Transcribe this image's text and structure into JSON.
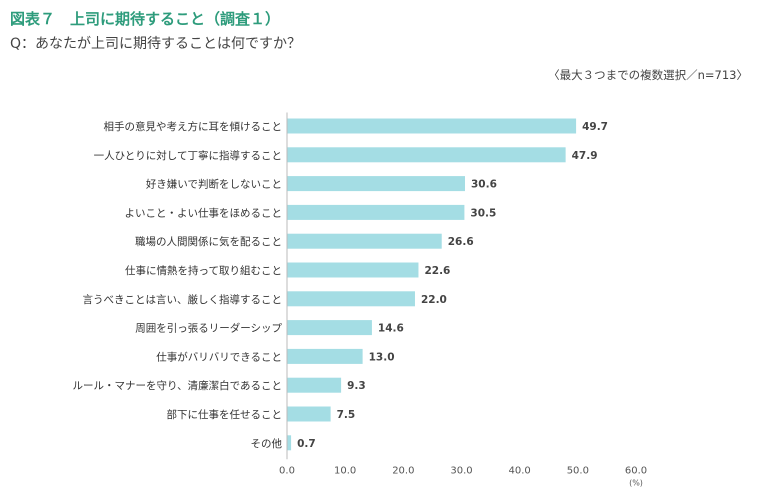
{
  "header": {
    "title": "図表７　上司に期待すること（調査１）",
    "question": "Q：あなたが上司に期待することは何ですか？",
    "note": "〈最大３つまでの複数選択／n=713〉"
  },
  "chart_data": {
    "type": "bar",
    "orientation": "horizontal",
    "categories": [
      "相手の意見や考え方に耳を傾けること",
      "一人ひとりに対して丁寧に指導すること",
      "好き嫌いで判断をしないこと",
      "よいこと・よい仕事をほめること",
      "職場の人間関係に気を配ること",
      "仕事に情熱を持って取り組むこと",
      "言うべきことは言い、厳しく指導すること",
      "周囲を引っ張るリーダーシップ",
      "仕事がバリバリできること",
      "ルール・マナーを守り、清廉潔白であること",
      "部下に仕事を任せること",
      "その他"
    ],
    "values": [
      49.7,
      47.9,
      30.6,
      30.5,
      26.6,
      22.6,
      22.0,
      14.6,
      13.0,
      9.3,
      7.5,
      0.7
    ],
    "value_labels": [
      "49.7",
      "47.9",
      "30.6",
      "30.5",
      "26.6",
      "22.6",
      "22.0",
      "14.6",
      "13.0",
      "9.3",
      "7.5",
      "0.7"
    ],
    "xlim": [
      0,
      60
    ],
    "xticks": [
      "0.0",
      "10.0",
      "20.0",
      "30.0",
      "40.0",
      "50.0",
      "60.0"
    ],
    "xunit": "(%)",
    "grid": false,
    "bar_color": "#a4dde4"
  }
}
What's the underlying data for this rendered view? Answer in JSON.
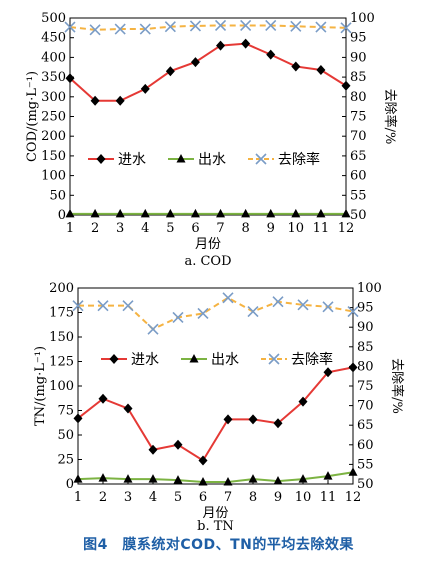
{
  "figure_caption": "图4　膜系统对COD、TN的平均去除效果",
  "chart_data": [
    {
      "type": "line",
      "subtitle": "a. COD",
      "xlabel": "月份",
      "ylabel_left": "COD/(mg·L⁻¹)",
      "ylabel_right": "去除率/%",
      "categories": [
        "1",
        "2",
        "3",
        "4",
        "5",
        "6",
        "7",
        "8",
        "9",
        "10",
        "11",
        "12"
      ],
      "y_left_lim": [
        0,
        500
      ],
      "y_left_ticks": [
        "0",
        "50",
        "100",
        "150",
        "200",
        "250",
        "300",
        "350",
        "400",
        "450",
        "500"
      ],
      "y_right_lim": [
        50,
        100
      ],
      "y_right_ticks": [
        "50",
        "55",
        "60",
        "65",
        "70",
        "75",
        "80",
        "85",
        "90",
        "95",
        "100"
      ],
      "grid": false,
      "legend": "left-middle",
      "series": [
        {
          "name": "进水",
          "axis": "left",
          "color": "#e53935",
          "marker": "diamond",
          "dash": "solid",
          "values": [
            347,
            290,
            290,
            320,
            365,
            388,
            430,
            435,
            407,
            377,
            368,
            328
          ]
        },
        {
          "name": "出水",
          "axis": "left",
          "color": "#7cb342",
          "marker": "triangle",
          "dash": "solid",
          "values": [
            3,
            3,
            3,
            3,
            3,
            3,
            3,
            3,
            3,
            3,
            3,
            3
          ]
        },
        {
          "name": "去除率",
          "axis": "right",
          "color": "#f5b342",
          "marker": "x",
          "markerColor": "#7a9cc6",
          "dash": "dashed",
          "values": [
            97.7,
            97.0,
            97.2,
            97.2,
            97.8,
            98.0,
            98.1,
            98.1,
            98.1,
            97.9,
            97.7,
            97.5
          ]
        }
      ]
    },
    {
      "type": "line",
      "subtitle": "b. TN",
      "xlabel": "月份",
      "ylabel_left": "TN/(mg·L⁻¹)",
      "ylabel_right": "去除率/%",
      "categories": [
        "1",
        "2",
        "3",
        "4",
        "5",
        "6",
        "7",
        "8",
        "9",
        "10",
        "11",
        "12"
      ],
      "y_left_lim": [
        0,
        200
      ],
      "y_left_ticks": [
        "0",
        "25",
        "50",
        "75",
        "100",
        "125",
        "150",
        "175",
        "200"
      ],
      "y_right_lim": [
        50,
        100
      ],
      "y_right_ticks": [
        "50",
        "55",
        "60",
        "65",
        "70",
        "75",
        "80",
        "85",
        "90",
        "95",
        "100"
      ],
      "grid": false,
      "legend": "top-right",
      "series": [
        {
          "name": "进水",
          "axis": "left",
          "color": "#e53935",
          "marker": "diamond",
          "dash": "solid",
          "values": [
            67,
            87,
            77,
            35,
            40,
            24,
            66,
            66,
            62,
            84,
            114,
            119
          ]
        },
        {
          "name": "出水",
          "axis": "left",
          "color": "#7cb342",
          "marker": "triangle",
          "dash": "solid",
          "values": [
            5,
            6,
            5,
            5,
            4,
            2,
            2,
            5,
            3,
            5,
            8,
            12
          ]
        },
        {
          "name": "去除率",
          "axis": "right",
          "color": "#f5b342",
          "marker": "x",
          "markerColor": "#7a9cc6",
          "dash": "dashed",
          "values": [
            95.5,
            95.5,
            95.5,
            89.5,
            92.5,
            93.5,
            97.5,
            94.0,
            96.5,
            95.7,
            95.2,
            94.0
          ]
        }
      ]
    }
  ]
}
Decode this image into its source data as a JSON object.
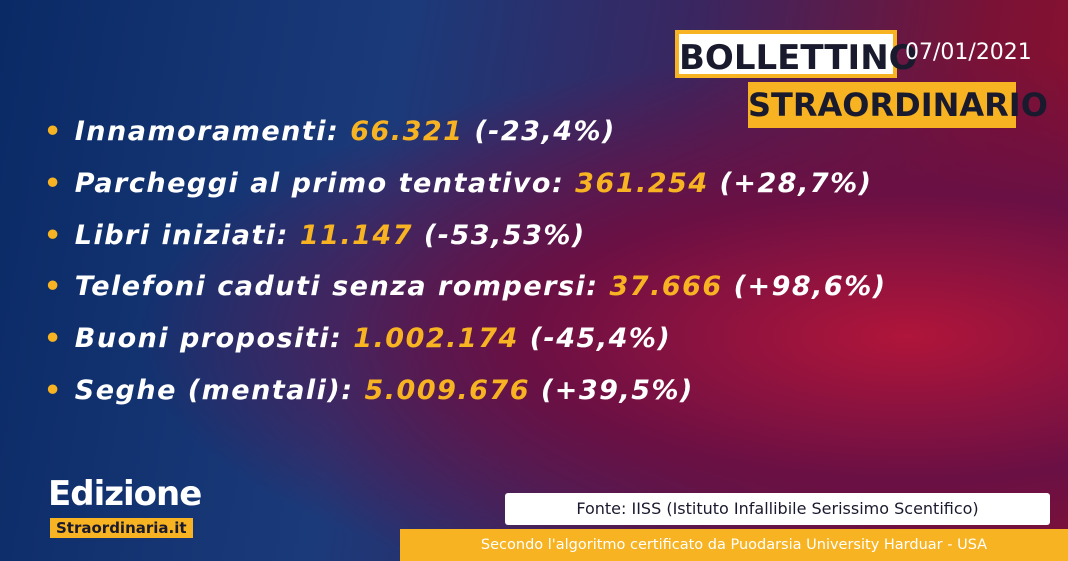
● ● ● ● ● ● ●
> Problem requirements
Each record above should be copied character for character, with pictures dropped.

> Result of this exercise
Transcribe this image's text and structure into JSON.
{
  "header": {
    "title": "図表７　上司に期待すること（調査１）",
    "question": "Q：あなたが上司に期待することは何ですか？",
    "note": "〈最大３つまでの複数選択／n=713〉"
  },
  "chart_data": {
    "type": "bar",
    "orientation": "horizontal",
    "categories": [
      "相手の意見や考え方に耳を傾けること",
      "一人ひとりに対して丁寧に指導すること",
      "好き嫌いで判断をしないこと",
      "よいこと・よい仕事をほめること",
      "職場の人間関係に気を配ること",
      "仕事に情熱を持って取り組むこと",
      "言うべきことは言い、厳しく指導すること",
      "周囲を引っ張るリーダーシップ",
      "仕事がバリバリできること",
      "ルール・マナーを守り、清廉潔白であること",
      "部下に仕事を任せること",
      "その他"
    ],
    "values": [
      49.7,
      47.9,
      30.6,
      30.5,
      26.6,
      22.6,
      22.0,
      14.6,
      13.0,
      9.3,
      7.5,
      0.7
    ],
    "value_labels": [
      "49.7",
      "47.9",
      "30.6",
      "30.5",
      "26.6",
      "22.6",
      "22.0",
      "14.6",
      "13.0",
      "9.3",
      "7.5",
      "0.7"
    ],
    "xlim": [
      0,
      60
    ],
    "xticks": [
      "0.0",
      "10.0",
      "20.0",
      "30.0",
      "40.0",
      "50.0",
      "60.0"
    ],
    "xunit": "(%)",
    "grid": false,
    "bar_color": "#a4dde4"
  }
}
What's the underlying data for this rendered view? Answer in JSON.
{
  "figure_caption": "图4　膜系统对COD、TN的平均去除效果",
  "chart_data": [
    {
      "type": "line",
      "subtitle": "a. COD",
      "xlabel": "月份",
      "ylabel_left": "COD/(mg·L⁻¹)",
      "ylabel_right": "去除率/%",
      "categories": [
        "1",
        "2",
        "3",
        "4",
        "5",
        "6",
        "7",
        "8",
        "9",
        "10",
        "11",
        "12"
      ],
      "y_left_lim": [
        0,
        500
      ],
      "y_left_ticks": [
        "0",
        "50",
        "100",
        "150",
        "200",
        "250",
        "300",
        "350",
        "400",
        "450",
        "500"
      ],
      "y_right_lim": [
        50,
        100
      ],
      "y_right_ticks": [
        "50",
        "55",
        "60",
        "65",
        "70",
        "75",
        "80",
        "85",
        "90",
        "95",
        "100"
      ],
      "grid": false,
      "legend": "left-middle",
      "series": [
        {
          "name": "进水",
          "axis": "left",
          "color": "#e53935",
          "marker": "diamond",
          "dash": "solid",
          "values": [
            347,
            290,
            290,
            320,
            365,
            388,
            430,
            435,
            407,
            377,
            368,
            328
          ]
        },
        {
          "name": "出水",
          "axis": "left",
          "color": "#7cb342",
          "marker": "triangle",
          "dash": "solid",
          "values": [
            3,
            3,
            3,
            3,
            3,
            3,
            3,
            3,
            3,
            3,
            3,
            3
          ]
        },
        {
          "name": "去除率",
          "axis": "right",
          "color": "#f5b342",
          "marker": "x",
          "markerColor": "#7a9cc6",
          "dash": "dashed",
          "values": [
            97.7,
            97.0,
            97.2,
            97.2,
            97.8,
            98.0,
            98.1,
            98.1,
            98.1,
            97.9,
            97.7,
            97.5
          ]
        }
      ]
    },
    {
      "type": "line",
      "subtitle": "b. TN",
      "xlabel": "月份",
      "ylabel_left": "TN/(mg·L⁻¹)",
      "ylabel_right": "去除率/%",
      "categories": [
        "1",
        "2",
        "3",
        "4",
        "5",
        "6",
        "7",
        "8",
        "9",
        "10",
        "11",
        "12"
      ],
      "y_left_lim": [
        0,
        200
      ],
      "y_left_ticks": [
        "0",
        "25",
        "50",
        "75",
        "100",
        "125",
        "150",
        "175",
        "200"
      ],
      "y_right_lim": [
        50,
        100
      ],
      "y_right_ticks": [
        "50",
        "55",
        "60",
        "65",
        "70",
        "75",
        "80",
        "85",
        "90",
        "95",
        "100"
      ],
      "grid": false,
      "legend": "top-right",
      "series": [
        {
          "name": "进水",
          "axis": "left",
          "color": "#e53935",
          "marker": "diamond",
          "dash": "solid",
          "values": [
            67,
            87,
            77,
            35,
            40,
            24,
            66,
            66,
            62,
            84,
            114,
            119
          ]
        },
        {
          "name": "出水",
          "axis": "left",
          "color": "#7cb342",
          "marker": "triangle",
          "dash": "solid",
          "values": [
            5,
            6,
            5,
            5,
            4,
            2,
            2,
            5,
            3,
            5,
            8,
            12
          ]
        },
        {
          "name": "去除率",
          "axis": "right",
          "color": "#f5b342",
          "marker": "x",
          "markerColor": "#7a9cc6",
          "dash": "dashed",
          "values": [
            95.5,
            95.5,
            95.5,
            89.5,
            92.5,
            93.5,
            97.5,
            94.0,
            96.5,
            95.7,
            95.2,
            94.0
          ]
        }
      ]
    }
  ]
}
Decode this image into its source data as a JSON object.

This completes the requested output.